=== SET TASK ===
Begin the copy at the line containing "Decode this chart: output" and end it at the final line of the material below, reproducing each line exactly, without images.

=== MATERIAL PROVIDED ===
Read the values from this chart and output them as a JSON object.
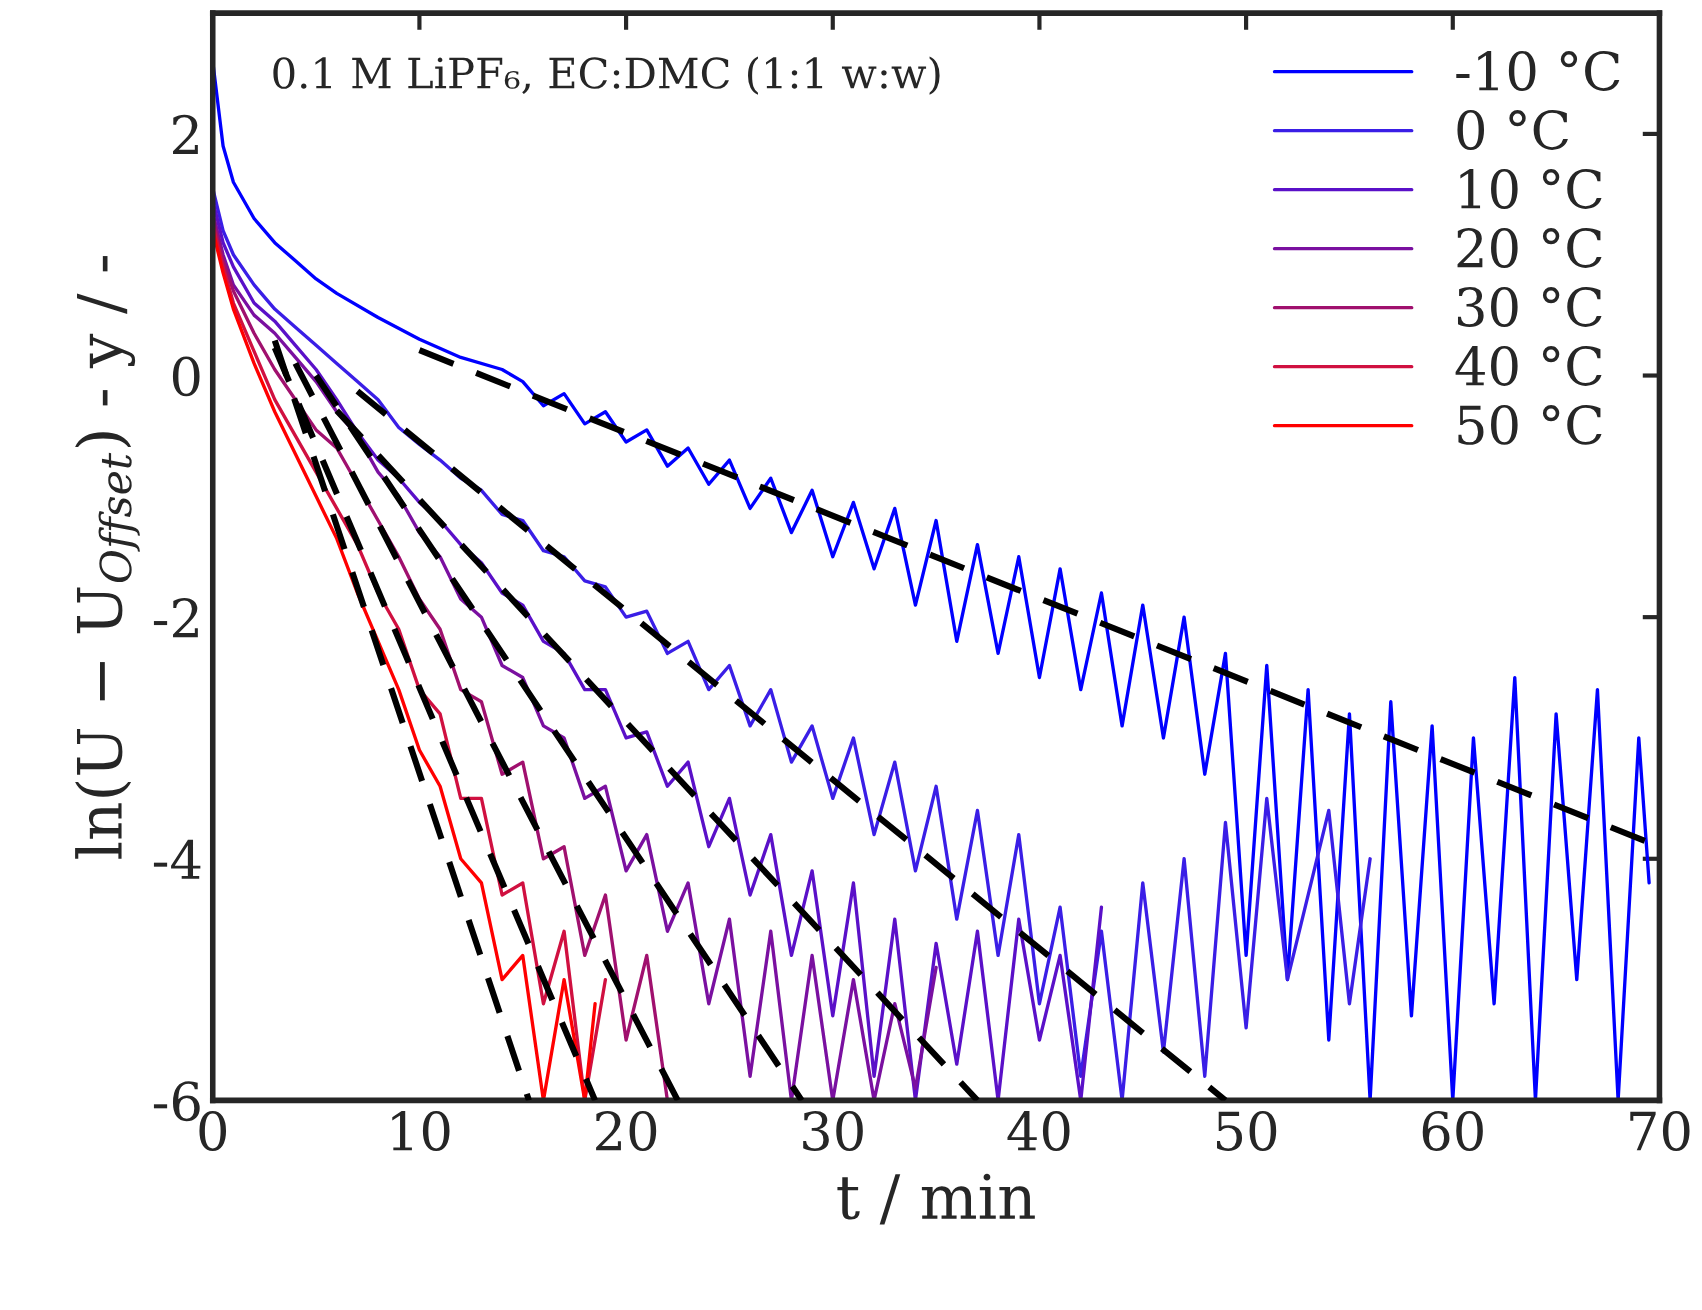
{
  "chart_data": {
    "type": "line",
    "xlabel": "t / min",
    "ylabel": "ln(U − U$_{Offset}$) - y / -",
    "annotations": [
      "0.1 M LiPF₆, EC:DMC (1:1 w:w)"
    ],
    "xlim": [
      0,
      70
    ],
    "ylim": [
      -6,
      3
    ],
    "xticks": [
      0,
      10,
      20,
      30,
      40,
      50,
      60,
      70
    ],
    "yticks": [
      -6,
      -4,
      -2,
      0,
      2
    ],
    "grid": false,
    "legend": "top right",
    "marker": "none",
    "line_style": "solid",
    "series": [
      {
        "name": "-10 °C",
        "color": "#0000ff",
        "x": [
          0,
          0.5,
          1,
          2,
          3,
          4,
          5,
          6,
          8,
          10,
          12,
          14,
          15,
          16,
          17,
          18,
          19,
          20,
          21,
          22,
          23,
          24,
          25,
          26,
          27,
          28,
          29,
          30,
          31,
          32,
          33,
          34,
          35,
          36,
          37,
          38,
          39,
          40,
          41,
          42,
          43,
          44,
          45,
          46,
          47,
          48,
          49,
          50,
          51,
          52,
          53,
          54,
          55,
          56,
          57,
          58,
          59,
          60,
          61,
          62,
          63,
          64,
          65,
          66,
          67,
          68,
          69,
          69.5
        ],
        "values": [
          2.6,
          1.9,
          1.6,
          1.3,
          1.1,
          0.95,
          0.8,
          0.68,
          0.48,
          0.3,
          0.15,
          0.05,
          -0.05,
          -0.25,
          -0.15,
          -0.4,
          -0.3,
          -0.55,
          -0.45,
          -0.75,
          -0.6,
          -0.9,
          -0.7,
          -1.1,
          -0.85,
          -1.3,
          -0.95,
          -1.5,
          -1.05,
          -1.6,
          -1.1,
          -1.9,
          -1.2,
          -2.2,
          -1.4,
          -2.3,
          -1.5,
          -2.5,
          -1.6,
          -2.6,
          -1.8,
          -2.9,
          -1.9,
          -3.0,
          -2.0,
          -3.3,
          -2.3,
          -4.8,
          -2.4,
          -5.0,
          -2.6,
          -5.5,
          -2.8,
          -6,
          -2.7,
          -5.3,
          -2.9,
          -6,
          -3.0,
          -5.2,
          -2.5,
          -6,
          -2.8,
          -5.0,
          -2.6,
          -6,
          -3.0,
          -4.2
        ]
      },
      {
        "name": "0 °C",
        "color": "#3a1ee6",
        "x": [
          0,
          0.5,
          1,
          2,
          3,
          4,
          5,
          6,
          7,
          8,
          9,
          10,
          11,
          12,
          13,
          14,
          15,
          16,
          17,
          18,
          19,
          20,
          21,
          22,
          23,
          24,
          25,
          26,
          27,
          28,
          29,
          30,
          31,
          32,
          33,
          34,
          35,
          36,
          37,
          38,
          39,
          40,
          41,
          42,
          43,
          44,
          45,
          46,
          47,
          48,
          49,
          50,
          51,
          52,
          53,
          54,
          55,
          56
        ],
        "values": [
          1.55,
          1.2,
          1.0,
          0.75,
          0.55,
          0.4,
          0.25,
          0.1,
          -0.05,
          -0.2,
          -0.43,
          -0.57,
          -0.7,
          -0.85,
          -0.95,
          -1.15,
          -1.2,
          -1.45,
          -1.5,
          -1.7,
          -1.75,
          -2.0,
          -1.95,
          -2.3,
          -2.2,
          -2.6,
          -2.4,
          -2.9,
          -2.6,
          -3.2,
          -2.9,
          -3.5,
          -3.0,
          -3.8,
          -3.2,
          -4.1,
          -3.4,
          -4.5,
          -3.6,
          -4.8,
          -3.8,
          -5.2,
          -4.4,
          -5.8,
          -4.6,
          -6,
          -4.2,
          -5.6,
          -4.0,
          -5.8,
          -3.7,
          -5.4,
          -3.5,
          -5.0,
          -4.3,
          -3.6,
          -5.2,
          -4.0
        ]
      },
      {
        "name": "10 °C",
        "color": "#5a10c8",
        "x": [
          0,
          0.5,
          1,
          2,
          3,
          4,
          5,
          6,
          7,
          8,
          9,
          10,
          11,
          12,
          13,
          14,
          15,
          16,
          17,
          18,
          19,
          20,
          21,
          22,
          23,
          24,
          25,
          26,
          27,
          28,
          29,
          30,
          31,
          32,
          33,
          34,
          35,
          36,
          37,
          38,
          39,
          40,
          41,
          42,
          43
        ],
        "values": [
          1.45,
          1.1,
          0.9,
          0.6,
          0.45,
          0.25,
          0.05,
          -0.2,
          -0.47,
          -0.7,
          -0.85,
          -1.05,
          -1.2,
          -1.4,
          -1.55,
          -1.8,
          -1.9,
          -2.2,
          -2.3,
          -2.6,
          -2.6,
          -3.0,
          -2.95,
          -3.4,
          -3.2,
          -3.9,
          -3.5,
          -4.3,
          -3.8,
          -4.8,
          -4.1,
          -5.3,
          -4.2,
          -5.8,
          -4.5,
          -6,
          -4.7,
          -5.7,
          -4.6,
          -6,
          -4.5,
          -5.5,
          -4.8,
          -6,
          -4.4
        ]
      },
      {
        "name": "20 °C",
        "color": "#7a10a0",
        "x": [
          0,
          0.5,
          1,
          2,
          3,
          4,
          5,
          6,
          7,
          8,
          9,
          10,
          11,
          12,
          13,
          14,
          15,
          16,
          17,
          18,
          19,
          20,
          21,
          22,
          23,
          24,
          25,
          26,
          27,
          28,
          29,
          30,
          31,
          32,
          33,
          34,
          35
        ],
        "values": [
          1.35,
          1.0,
          0.75,
          0.5,
          0.35,
          0.15,
          -0.05,
          -0.3,
          -0.5,
          -0.8,
          -1.0,
          -1.3,
          -1.5,
          -1.85,
          -2.0,
          -2.4,
          -2.5,
          -2.9,
          -3.0,
          -3.5,
          -3.4,
          -4.1,
          -3.8,
          -4.6,
          -4.2,
          -5.2,
          -4.5,
          -5.8,
          -4.6,
          -6,
          -4.8,
          -6,
          -5.0,
          -6,
          -5.2,
          -5.9,
          -4.9
        ]
      },
      {
        "name": "30 °C",
        "color": "#a0106e",
        "x": [
          0,
          0.5,
          1,
          2,
          3,
          4,
          5,
          6,
          7,
          8,
          9,
          10,
          11,
          12,
          13,
          14,
          15,
          16,
          17,
          18,
          19,
          20,
          21,
          22
        ],
        "values": [
          1.3,
          0.95,
          0.7,
          0.35,
          0.05,
          -0.2,
          -0.45,
          -0.6,
          -0.9,
          -1.2,
          -1.5,
          -1.85,
          -2.1,
          -2.6,
          -2.7,
          -3.3,
          -3.2,
          -4.0,
          -3.9,
          -4.8,
          -4.3,
          -5.5,
          -4.8,
          -6
        ]
      },
      {
        "name": "40 °C",
        "color": "#d01040",
        "x": [
          0,
          0.5,
          1,
          2,
          3,
          4,
          5,
          6,
          7,
          8,
          9,
          10,
          11,
          12,
          13,
          14,
          15,
          16,
          17,
          18,
          19
        ],
        "values": [
          1.25,
          0.9,
          0.6,
          0.2,
          -0.2,
          -0.5,
          -0.8,
          -1.1,
          -1.4,
          -1.8,
          -2.1,
          -2.6,
          -2.8,
          -3.5,
          -3.5,
          -4.3,
          -4.2,
          -5.2,
          -4.6,
          -6,
          -5.0
        ]
      },
      {
        "name": "50 °C",
        "color": "#ff0000",
        "x": [
          0,
          0.5,
          1,
          2,
          3,
          4,
          5,
          6,
          7,
          8,
          9,
          10,
          11,
          12,
          13,
          14,
          15,
          16,
          17,
          18,
          18.5
        ],
        "values": [
          1.2,
          0.85,
          0.55,
          0.1,
          -0.3,
          -0.65,
          -1.0,
          -1.35,
          -1.8,
          -2.2,
          -2.6,
          -3.1,
          -3.4,
          -4.0,
          -4.2,
          -5.0,
          -4.8,
          -6,
          -5.0,
          -6,
          -5.2
        ]
      },
      {
        "type": "line",
        "color": "#000000",
        "line_style": "dashed",
        "x": [
          10,
          70
        ],
        "values": [
          0.21,
          -3.9
        ]
      },
      {
        "type": "line",
        "color": "#000000",
        "line_style": "dashed",
        "x": [
          7,
          49
        ],
        "values": [
          -0.13,
          -6
        ]
      },
      {
        "type": "line",
        "color": "#000000",
        "line_style": "dashed",
        "x": [
          6,
          37
        ],
        "values": [
          -0.29,
          -6
        ]
      },
      {
        "type": "line",
        "color": "#000000",
        "line_style": "dashed",
        "x": [
          5,
          28.5
        ],
        "values": [
          0.0,
          -6
        ]
      },
      {
        "type": "line",
        "color": "#000000",
        "line_style": "dashed",
        "x": [
          4,
          22.5
        ],
        "values": [
          0.1,
          -6
        ]
      },
      {
        "type": "line",
        "color": "#000000",
        "line_style": "dashed",
        "x": [
          3,
          18.5
        ],
        "values": [
          0.23,
          -6
        ]
      },
      {
        "type": "line",
        "color": "#000000",
        "line_style": "dashed",
        "x": [
          3,
          15.3
        ],
        "values": [
          0.29,
          -6
        ]
      }
    ]
  }
}
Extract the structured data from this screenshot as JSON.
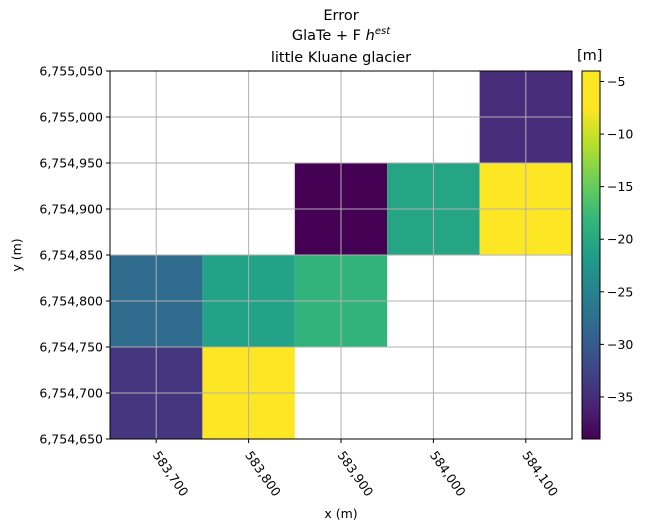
{
  "chart_data": {
    "type": "heatmap",
    "title_lines": [
      "Error",
      "GlaTe + F",
      "h",
      "est",
      "little Kluane glacier"
    ],
    "xlabel": "x (m)",
    "ylabel": "y (m)",
    "xlim": [
      583650,
      584150
    ],
    "ylim": [
      6754650,
      6755050
    ],
    "grid": true,
    "x_ticks": [
      583700,
      583800,
      583900,
      584000,
      584100
    ],
    "x_tick_labels": [
      "583,700",
      "583,800",
      "583,900",
      "584,000",
      "584,100"
    ],
    "y_ticks": [
      6754650,
      6754700,
      6754750,
      6754800,
      6754850,
      6754900,
      6754950,
      6755000,
      6755050
    ],
    "y_tick_labels": [
      "6,754,650",
      "6,754,700",
      "6,754,750",
      "6,754,800",
      "6,754,850",
      "6,754,900",
      "6,754,950",
      "6,755,000",
      "6,755,050"
    ],
    "cell_size": 100,
    "cells": [
      {
        "x": 583700,
        "y": 6754700,
        "value": -34
      },
      {
        "x": 583800,
        "y": 6754700,
        "value": -4
      },
      {
        "x": 583700,
        "y": 6754800,
        "value": -28
      },
      {
        "x": 583800,
        "y": 6754800,
        "value": -21
      },
      {
        "x": 583900,
        "y": 6754800,
        "value": -18.5
      },
      {
        "x": 583900,
        "y": 6754900,
        "value": -39
      },
      {
        "x": 584000,
        "y": 6754900,
        "value": -20.5
      },
      {
        "x": 584100,
        "y": 6754900,
        "value": -5.5
      },
      {
        "x": 584100,
        "y": 6755000,
        "value": -35
      }
    ],
    "colorbar": {
      "colormap": "viridis",
      "vmin": -39,
      "vmax": -4,
      "ticks": [
        -35,
        -30,
        -25,
        -20,
        -15,
        -10,
        -5
      ],
      "tick_labels": [
        "−35",
        "−30",
        "−25",
        "−20",
        "−15",
        "−10",
        "−5"
      ],
      "unit_label": "[m]"
    }
  }
}
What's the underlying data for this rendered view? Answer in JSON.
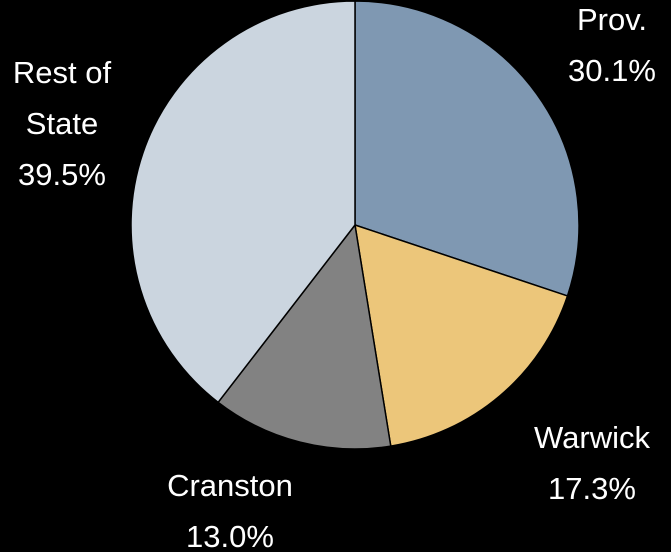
{
  "chart_data": {
    "type": "pie",
    "categories": [
      "Prov.",
      "Warwick",
      "Cranston",
      "Rest of State"
    ],
    "values": [
      30.1,
      17.3,
      13.0,
      39.5
    ],
    "value_labels": [
      "30.1%",
      "17.3%",
      "13.0%",
      "39.5%"
    ],
    "colors": [
      "#7f98b2",
      "#ecc67a",
      "#828282",
      "#cbd5df"
    ]
  }
}
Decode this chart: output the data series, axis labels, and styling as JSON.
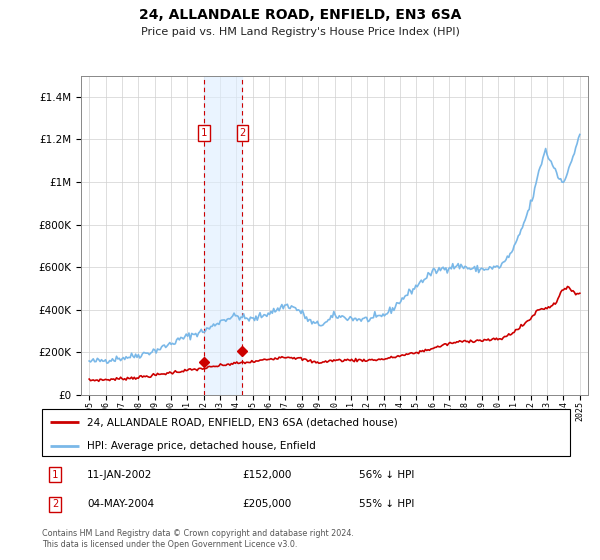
{
  "title": "24, ALLANDALE ROAD, ENFIELD, EN3 6SA",
  "subtitle": "Price paid vs. HM Land Registry's House Price Index (HPI)",
  "hpi_label": "HPI: Average price, detached house, Enfield",
  "price_label": "24, ALLANDALE ROAD, ENFIELD, EN3 6SA (detached house)",
  "footer": "Contains HM Land Registry data © Crown copyright and database right 2024.\nThis data is licensed under the Open Government Licence v3.0.",
  "transactions": [
    {
      "num": 1,
      "date": "11-JAN-2002",
      "price": "£152,000",
      "pct": "56% ↓ HPI",
      "x_year": 2002.03
    },
    {
      "num": 2,
      "date": "04-MAY-2004",
      "price": "£205,000",
      "pct": "55% ↓ HPI",
      "x_year": 2004.37
    }
  ],
  "transaction_prices": [
    152000,
    205000
  ],
  "transaction_years": [
    2002.03,
    2004.37
  ],
  "hpi_color": "#7ab8e8",
  "price_color": "#cc0000",
  "vline_color": "#cc0000",
  "shade_color": "#ddeeff",
  "ylim": [
    0,
    1500000
  ],
  "xlim_start": 1994.5,
  "xlim_end": 2025.5
}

=== ANSWER TO THE TASK ===
Decode this chart: output the data series, axis labels, and styling as JSON.
{
  "title": "24, ALLANDALE ROAD, ENFIELD, EN3 6SA",
  "subtitle": "Price paid vs. HM Land Registry's House Price Index (HPI)",
  "hpi_label": "HPI: Average price, detached house, Enfield",
  "price_label": "24, ALLANDALE ROAD, ENFIELD, EN3 6SA (detached house)",
  "footer": "Contains HM Land Registry data © Crown copyright and database right 2024.\nThis data is licensed under the Open Government Licence v3.0.",
  "transactions": [
    {
      "num": 1,
      "date": "11-JAN-2002",
      "price": "£152,000",
      "pct": "56% ↓ HPI",
      "x_year": 2002.03
    },
    {
      "num": 2,
      "date": "04-MAY-2004",
      "price": "£205,000",
      "pct": "55% ↓ HPI",
      "x_year": 2004.37
    }
  ],
  "transaction_prices": [
    152000,
    205000
  ],
  "transaction_years": [
    2002.03,
    2004.37
  ],
  "hpi_color": "#7ab8e8",
  "price_color": "#cc0000",
  "vline_color": "#cc0000",
  "shade_color": "#ddeeff",
  "ylim": [
    0,
    1500000
  ],
  "xlim_start": 1994.5,
  "xlim_end": 2025.5
}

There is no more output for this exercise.